▶ Prompt: Find each line with "text" and copy it.

▶ Extracted information:

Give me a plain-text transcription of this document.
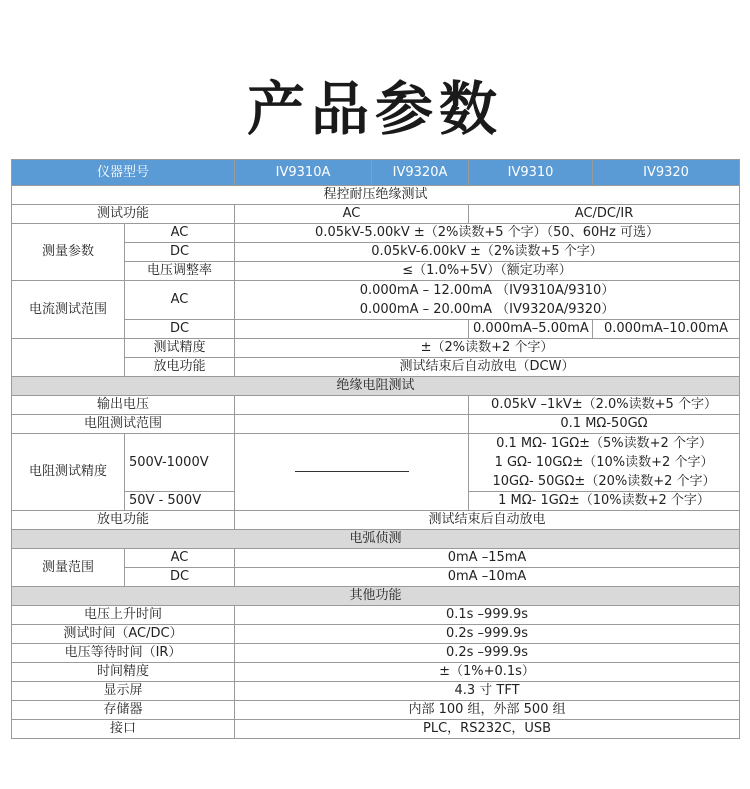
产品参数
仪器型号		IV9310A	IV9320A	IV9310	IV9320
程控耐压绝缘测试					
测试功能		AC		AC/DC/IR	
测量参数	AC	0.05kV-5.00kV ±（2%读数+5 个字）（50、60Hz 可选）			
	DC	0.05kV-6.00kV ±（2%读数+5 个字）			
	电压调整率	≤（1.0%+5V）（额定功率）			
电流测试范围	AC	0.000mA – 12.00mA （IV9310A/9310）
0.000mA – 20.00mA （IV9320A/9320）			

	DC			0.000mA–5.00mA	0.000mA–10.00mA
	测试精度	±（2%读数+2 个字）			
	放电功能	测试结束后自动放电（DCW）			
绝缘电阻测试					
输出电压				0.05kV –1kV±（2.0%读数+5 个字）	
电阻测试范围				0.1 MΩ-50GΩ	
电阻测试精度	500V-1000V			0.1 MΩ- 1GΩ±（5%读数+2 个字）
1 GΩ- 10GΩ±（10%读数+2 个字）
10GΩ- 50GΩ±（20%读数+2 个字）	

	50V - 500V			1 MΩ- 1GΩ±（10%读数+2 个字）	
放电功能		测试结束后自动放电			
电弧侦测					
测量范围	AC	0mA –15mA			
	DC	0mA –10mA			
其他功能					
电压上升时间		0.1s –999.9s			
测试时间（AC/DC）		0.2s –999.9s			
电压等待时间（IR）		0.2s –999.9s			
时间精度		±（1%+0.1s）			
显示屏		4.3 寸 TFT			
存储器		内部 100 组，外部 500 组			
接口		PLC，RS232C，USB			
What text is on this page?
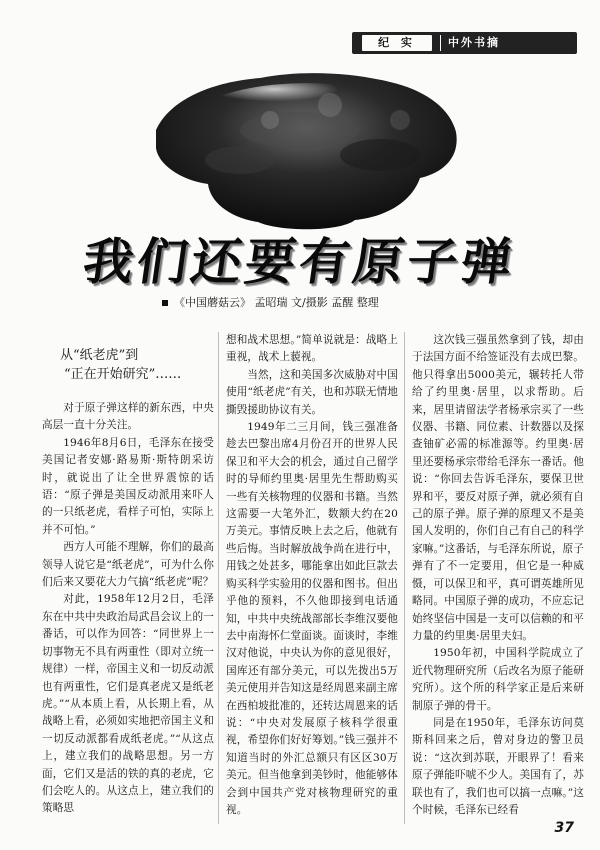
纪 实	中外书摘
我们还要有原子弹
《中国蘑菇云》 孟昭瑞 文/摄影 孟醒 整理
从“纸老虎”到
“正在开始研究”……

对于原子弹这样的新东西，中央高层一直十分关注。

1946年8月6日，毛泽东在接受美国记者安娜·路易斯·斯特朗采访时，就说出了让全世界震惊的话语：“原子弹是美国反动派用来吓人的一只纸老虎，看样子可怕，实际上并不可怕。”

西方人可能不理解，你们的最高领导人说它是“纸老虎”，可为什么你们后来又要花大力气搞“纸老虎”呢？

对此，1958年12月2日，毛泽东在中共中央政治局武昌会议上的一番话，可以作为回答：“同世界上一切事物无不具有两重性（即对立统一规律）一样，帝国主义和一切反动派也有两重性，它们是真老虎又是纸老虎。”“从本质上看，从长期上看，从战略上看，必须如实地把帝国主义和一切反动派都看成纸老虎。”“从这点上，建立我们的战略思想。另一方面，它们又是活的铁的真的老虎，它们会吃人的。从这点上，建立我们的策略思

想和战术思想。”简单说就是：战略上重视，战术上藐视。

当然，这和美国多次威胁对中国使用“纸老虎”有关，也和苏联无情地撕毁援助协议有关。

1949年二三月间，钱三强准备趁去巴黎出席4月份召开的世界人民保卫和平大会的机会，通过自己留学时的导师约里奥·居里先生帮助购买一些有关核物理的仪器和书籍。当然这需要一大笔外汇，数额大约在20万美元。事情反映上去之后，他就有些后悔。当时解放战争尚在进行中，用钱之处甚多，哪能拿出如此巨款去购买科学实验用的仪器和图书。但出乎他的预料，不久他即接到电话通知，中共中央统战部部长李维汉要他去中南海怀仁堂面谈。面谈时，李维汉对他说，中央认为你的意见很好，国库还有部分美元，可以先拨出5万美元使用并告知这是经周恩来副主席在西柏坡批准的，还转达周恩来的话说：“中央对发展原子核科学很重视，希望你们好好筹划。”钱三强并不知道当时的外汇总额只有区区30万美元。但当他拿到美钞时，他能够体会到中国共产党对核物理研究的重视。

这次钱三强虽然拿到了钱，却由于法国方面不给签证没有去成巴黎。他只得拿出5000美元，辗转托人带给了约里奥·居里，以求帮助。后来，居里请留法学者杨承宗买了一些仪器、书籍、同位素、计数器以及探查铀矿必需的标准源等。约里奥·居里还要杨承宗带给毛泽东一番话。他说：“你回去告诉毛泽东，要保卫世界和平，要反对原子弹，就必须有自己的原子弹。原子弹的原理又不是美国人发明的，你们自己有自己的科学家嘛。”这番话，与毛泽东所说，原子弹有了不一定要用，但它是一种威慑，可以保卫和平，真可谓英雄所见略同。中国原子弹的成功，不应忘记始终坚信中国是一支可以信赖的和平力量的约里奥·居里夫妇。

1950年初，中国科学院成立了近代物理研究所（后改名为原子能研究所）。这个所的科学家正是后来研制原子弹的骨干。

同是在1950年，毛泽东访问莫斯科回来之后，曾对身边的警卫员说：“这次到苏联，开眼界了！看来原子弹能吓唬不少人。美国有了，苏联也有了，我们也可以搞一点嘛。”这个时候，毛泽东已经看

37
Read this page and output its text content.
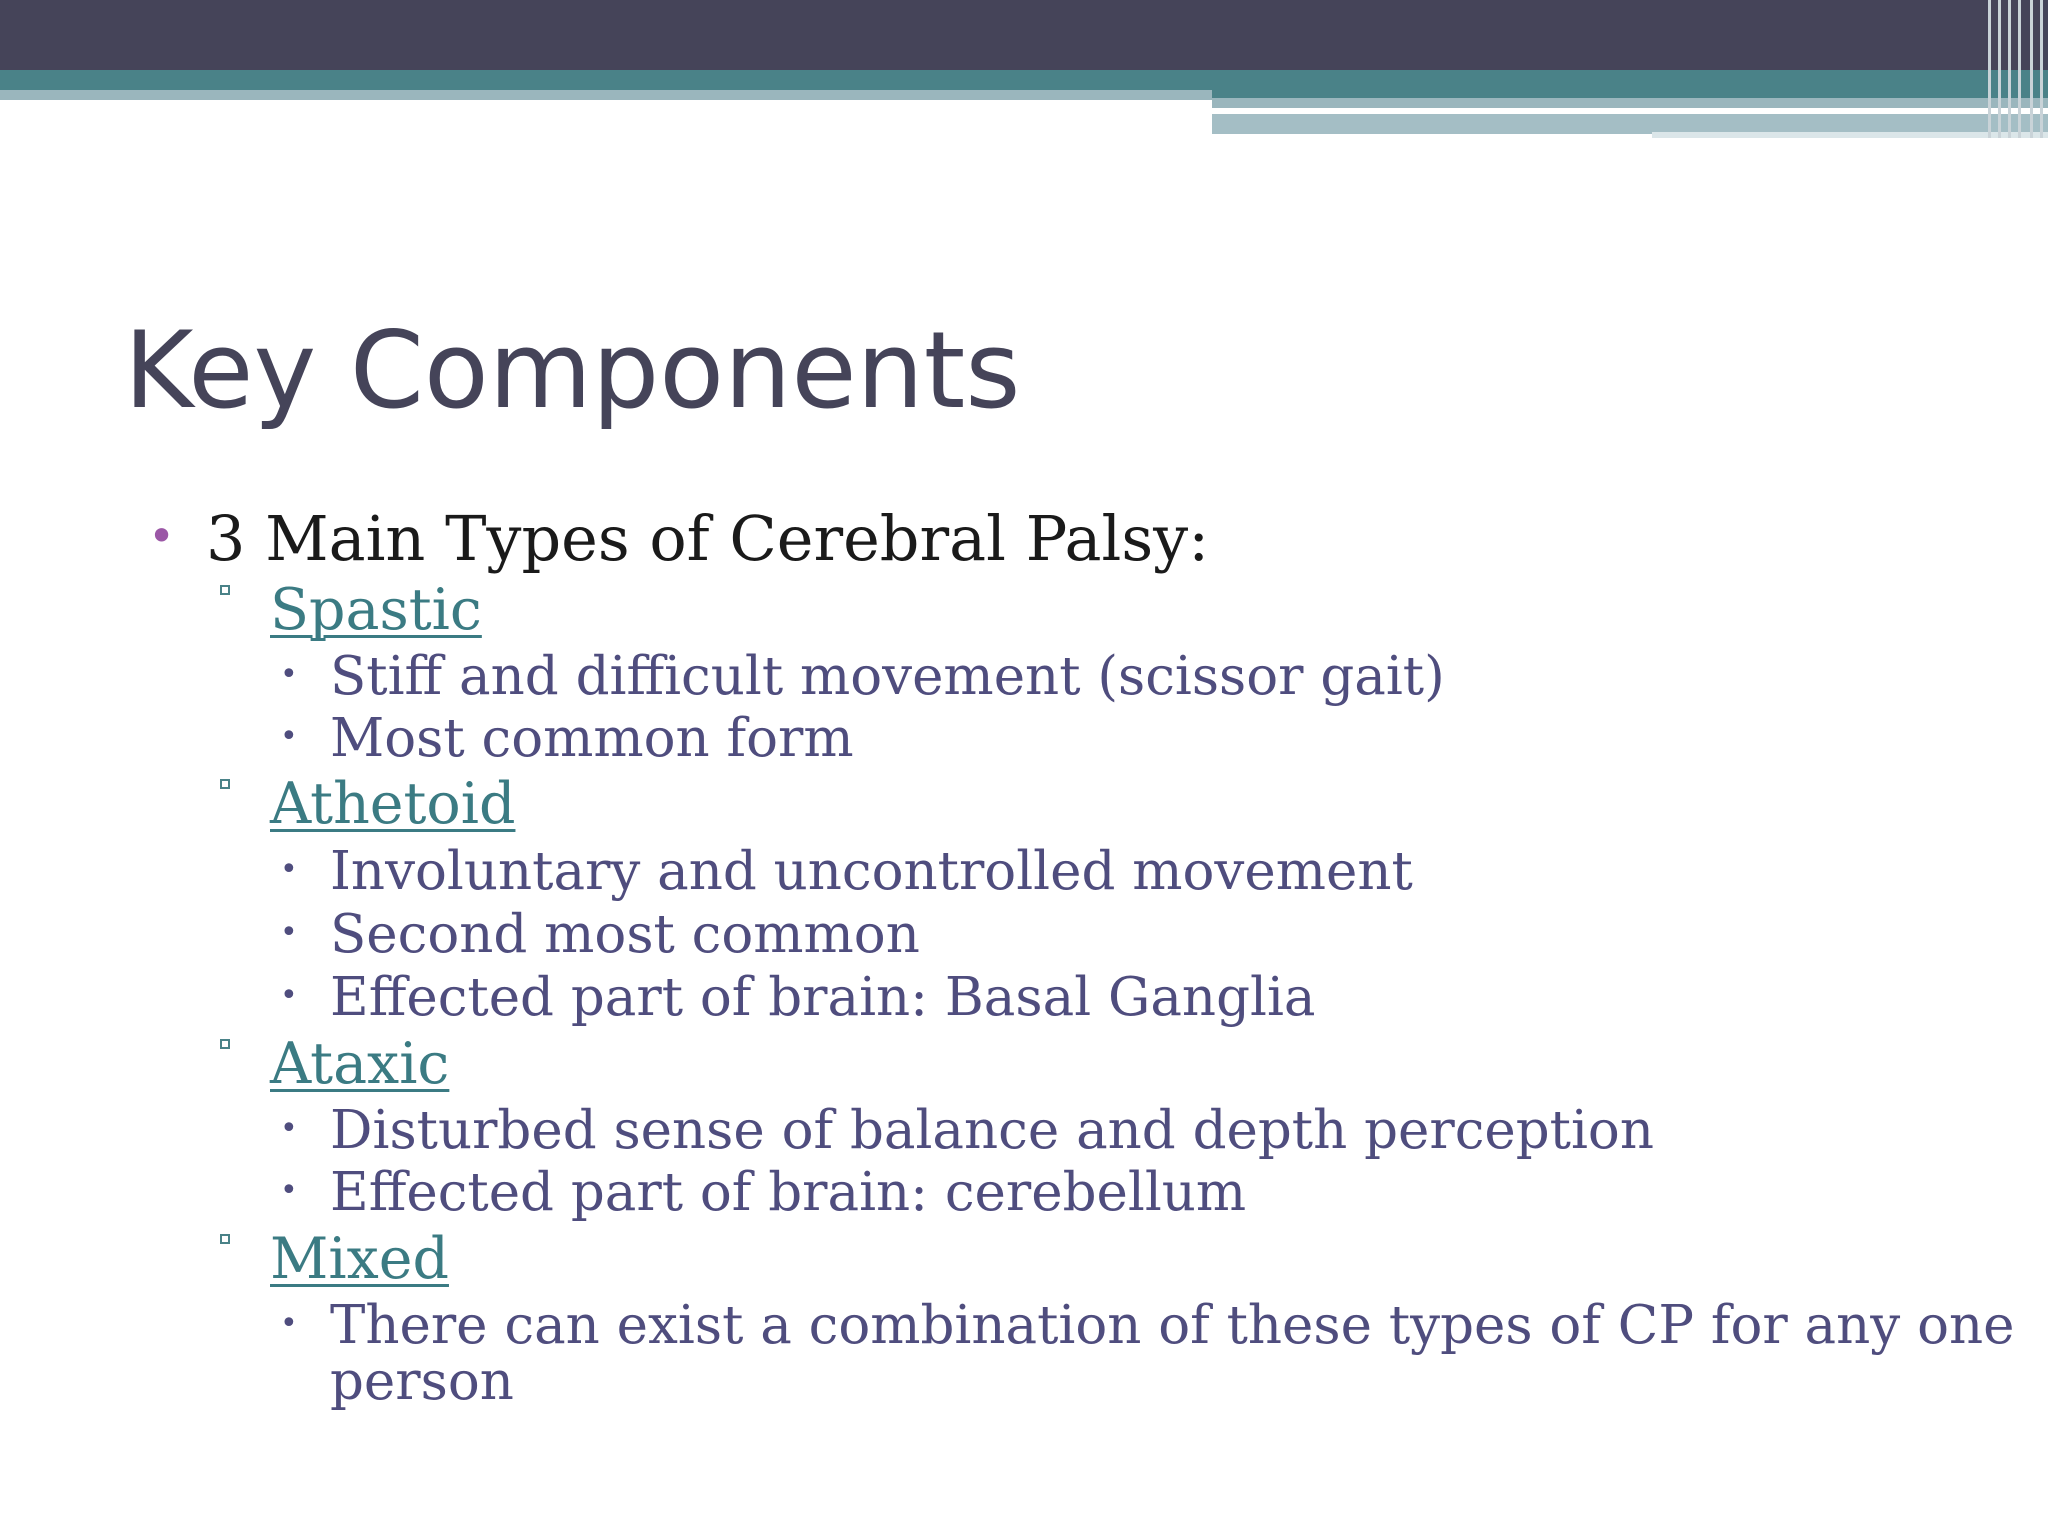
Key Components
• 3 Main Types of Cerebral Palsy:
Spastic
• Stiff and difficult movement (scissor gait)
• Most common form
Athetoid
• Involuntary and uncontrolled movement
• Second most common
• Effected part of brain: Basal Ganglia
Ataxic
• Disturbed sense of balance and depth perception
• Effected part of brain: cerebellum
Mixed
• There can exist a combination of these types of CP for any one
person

▶ Written solution:
Give me a plain-text transcription of this document.
What text is on this page?
Read this page and output its text content.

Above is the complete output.